— begin RECORDS FOR THE TASK —

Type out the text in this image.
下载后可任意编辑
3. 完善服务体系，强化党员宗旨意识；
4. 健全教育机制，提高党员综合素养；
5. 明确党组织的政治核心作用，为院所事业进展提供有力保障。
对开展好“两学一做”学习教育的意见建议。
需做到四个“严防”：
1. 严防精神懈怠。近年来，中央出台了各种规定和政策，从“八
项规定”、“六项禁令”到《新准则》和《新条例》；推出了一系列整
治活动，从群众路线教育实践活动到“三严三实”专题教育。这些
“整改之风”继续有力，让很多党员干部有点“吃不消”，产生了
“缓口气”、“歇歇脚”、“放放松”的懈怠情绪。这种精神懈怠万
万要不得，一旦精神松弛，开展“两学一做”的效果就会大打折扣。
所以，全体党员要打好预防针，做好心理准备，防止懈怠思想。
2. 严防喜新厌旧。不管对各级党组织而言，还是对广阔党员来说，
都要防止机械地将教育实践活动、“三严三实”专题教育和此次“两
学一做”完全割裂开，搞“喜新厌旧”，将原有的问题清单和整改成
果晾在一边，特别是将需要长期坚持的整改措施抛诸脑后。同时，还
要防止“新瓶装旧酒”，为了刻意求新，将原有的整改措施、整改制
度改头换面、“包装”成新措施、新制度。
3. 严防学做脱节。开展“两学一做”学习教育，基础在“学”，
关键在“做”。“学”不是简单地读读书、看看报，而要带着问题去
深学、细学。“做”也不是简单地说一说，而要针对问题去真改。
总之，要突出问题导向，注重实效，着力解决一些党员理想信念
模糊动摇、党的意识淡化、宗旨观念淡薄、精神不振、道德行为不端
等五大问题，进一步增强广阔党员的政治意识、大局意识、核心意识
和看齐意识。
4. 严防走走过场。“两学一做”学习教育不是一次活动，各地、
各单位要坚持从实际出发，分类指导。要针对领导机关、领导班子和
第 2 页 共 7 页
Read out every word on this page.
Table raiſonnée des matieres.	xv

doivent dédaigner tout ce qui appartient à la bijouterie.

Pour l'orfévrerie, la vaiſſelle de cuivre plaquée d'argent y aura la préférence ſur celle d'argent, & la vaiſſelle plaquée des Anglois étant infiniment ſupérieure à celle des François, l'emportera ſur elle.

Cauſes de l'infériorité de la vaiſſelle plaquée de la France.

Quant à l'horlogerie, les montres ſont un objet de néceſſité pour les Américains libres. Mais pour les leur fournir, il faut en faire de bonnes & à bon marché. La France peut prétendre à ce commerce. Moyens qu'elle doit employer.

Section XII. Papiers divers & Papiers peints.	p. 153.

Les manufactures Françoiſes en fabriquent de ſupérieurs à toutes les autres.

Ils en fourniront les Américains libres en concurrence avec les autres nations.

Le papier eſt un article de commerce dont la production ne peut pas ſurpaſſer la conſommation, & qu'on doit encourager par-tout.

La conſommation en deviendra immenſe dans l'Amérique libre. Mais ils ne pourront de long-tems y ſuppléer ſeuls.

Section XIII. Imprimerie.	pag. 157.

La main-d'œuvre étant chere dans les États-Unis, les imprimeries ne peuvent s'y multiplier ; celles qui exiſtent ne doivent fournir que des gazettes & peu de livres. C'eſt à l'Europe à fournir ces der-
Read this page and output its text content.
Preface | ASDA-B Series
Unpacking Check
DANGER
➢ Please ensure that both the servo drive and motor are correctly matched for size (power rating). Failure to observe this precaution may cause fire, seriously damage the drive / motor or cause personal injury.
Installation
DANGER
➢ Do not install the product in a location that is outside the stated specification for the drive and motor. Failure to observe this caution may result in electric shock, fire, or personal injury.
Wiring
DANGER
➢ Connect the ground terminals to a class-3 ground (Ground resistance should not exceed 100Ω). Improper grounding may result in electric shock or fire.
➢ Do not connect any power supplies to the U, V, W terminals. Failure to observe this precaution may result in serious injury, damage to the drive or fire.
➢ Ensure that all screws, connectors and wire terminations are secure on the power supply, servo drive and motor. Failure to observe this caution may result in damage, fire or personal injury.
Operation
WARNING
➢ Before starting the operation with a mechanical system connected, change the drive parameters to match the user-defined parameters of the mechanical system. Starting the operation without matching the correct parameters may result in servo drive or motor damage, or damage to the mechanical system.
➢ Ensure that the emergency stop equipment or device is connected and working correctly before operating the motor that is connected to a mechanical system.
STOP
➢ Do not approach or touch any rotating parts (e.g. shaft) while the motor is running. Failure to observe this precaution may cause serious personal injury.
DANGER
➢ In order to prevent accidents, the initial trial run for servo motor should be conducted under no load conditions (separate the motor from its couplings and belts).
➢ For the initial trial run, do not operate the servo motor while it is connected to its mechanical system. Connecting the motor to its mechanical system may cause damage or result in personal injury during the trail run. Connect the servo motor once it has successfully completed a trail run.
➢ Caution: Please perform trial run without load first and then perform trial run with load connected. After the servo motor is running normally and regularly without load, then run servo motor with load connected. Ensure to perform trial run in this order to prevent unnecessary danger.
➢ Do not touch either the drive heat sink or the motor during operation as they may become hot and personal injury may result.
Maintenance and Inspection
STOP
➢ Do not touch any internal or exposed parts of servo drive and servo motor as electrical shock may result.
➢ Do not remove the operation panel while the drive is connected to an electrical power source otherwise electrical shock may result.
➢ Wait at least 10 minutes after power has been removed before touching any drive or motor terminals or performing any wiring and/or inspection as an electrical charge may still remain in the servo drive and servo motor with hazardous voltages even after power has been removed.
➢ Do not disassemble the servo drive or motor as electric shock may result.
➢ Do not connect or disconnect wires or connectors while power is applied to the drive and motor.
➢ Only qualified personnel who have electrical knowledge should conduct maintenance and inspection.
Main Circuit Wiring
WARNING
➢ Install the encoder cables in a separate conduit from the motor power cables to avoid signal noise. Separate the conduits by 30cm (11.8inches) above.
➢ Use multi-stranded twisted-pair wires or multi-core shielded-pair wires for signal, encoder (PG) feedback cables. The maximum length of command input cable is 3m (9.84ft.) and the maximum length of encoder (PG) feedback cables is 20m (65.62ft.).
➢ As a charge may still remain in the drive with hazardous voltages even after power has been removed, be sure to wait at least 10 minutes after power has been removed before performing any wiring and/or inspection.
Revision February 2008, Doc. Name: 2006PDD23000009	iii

— end RECORDS FOR THE TASK —

## YOUR OBJECTIVE:
Sift the material for lines with the string "doit". Copy each one found.

## FINAL ANSWER:
Quant à l'horlogerie, les montres ſont un objet de néceſſité pour les Américains libres. Mais pour les leur fournir, il faut en faire de bonnes & à bon marché. La France peut prétendre à ce commerce. Moyens qu'elle doit employer.
Le papier eſt un article de commerce dont la production ne peut pas ſurpaſſer la conſommation, & qu'on doit encourager par-tout.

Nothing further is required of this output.